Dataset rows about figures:
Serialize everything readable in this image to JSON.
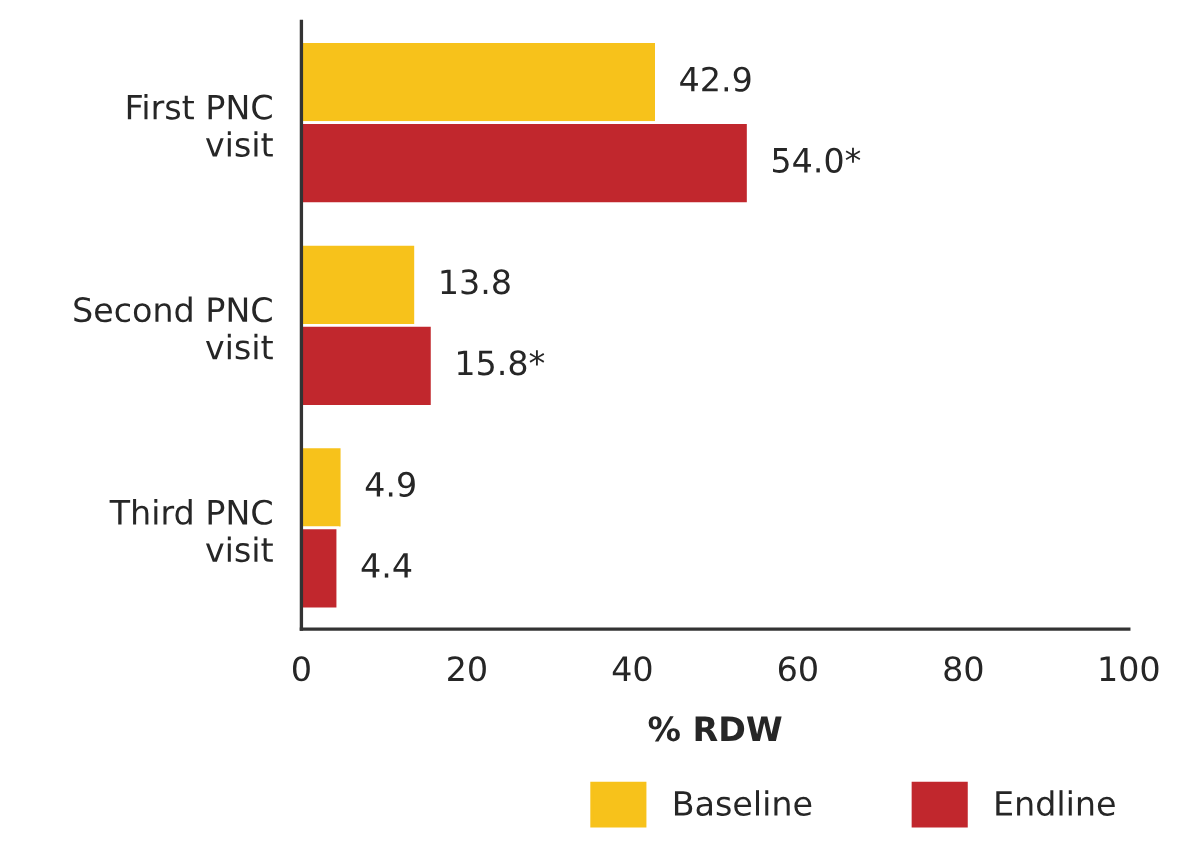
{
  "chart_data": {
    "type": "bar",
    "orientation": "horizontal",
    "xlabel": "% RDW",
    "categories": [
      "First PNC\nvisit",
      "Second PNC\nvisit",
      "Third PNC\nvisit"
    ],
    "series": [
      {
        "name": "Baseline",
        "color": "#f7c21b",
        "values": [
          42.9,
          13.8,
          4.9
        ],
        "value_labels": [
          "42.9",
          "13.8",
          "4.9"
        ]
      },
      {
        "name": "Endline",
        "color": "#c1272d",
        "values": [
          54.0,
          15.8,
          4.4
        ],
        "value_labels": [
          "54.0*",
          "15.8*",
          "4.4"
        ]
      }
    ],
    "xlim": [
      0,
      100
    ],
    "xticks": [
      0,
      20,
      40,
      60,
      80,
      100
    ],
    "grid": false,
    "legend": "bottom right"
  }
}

* INSTRUCTION:
Go through the listing above and write it out again exactly, dropping the pictures.

* TASK SOLUTION:
Serialize everything readable in this image to JSON.
{
  "chart_data": {
    "type": "bar",
    "orientation": "horizontal",
    "xlabel": "% RDW",
    "categories": [
      "First PNC\nvisit",
      "Second PNC\nvisit",
      "Third PNC\nvisit"
    ],
    "series": [
      {
        "name": "Baseline",
        "color": "#f7c21b",
        "values": [
          42.9,
          13.8,
          4.9
        ],
        "value_labels": [
          "42.9",
          "13.8",
          "4.9"
        ]
      },
      {
        "name": "Endline",
        "color": "#c1272d",
        "values": [
          54.0,
          15.8,
          4.4
        ],
        "value_labels": [
          "54.0*",
          "15.8*",
          "4.4"
        ]
      }
    ],
    "xlim": [
      0,
      100
    ],
    "xticks": [
      0,
      20,
      40,
      60,
      80,
      100
    ],
    "grid": false,
    "legend": "bottom right"
  }
}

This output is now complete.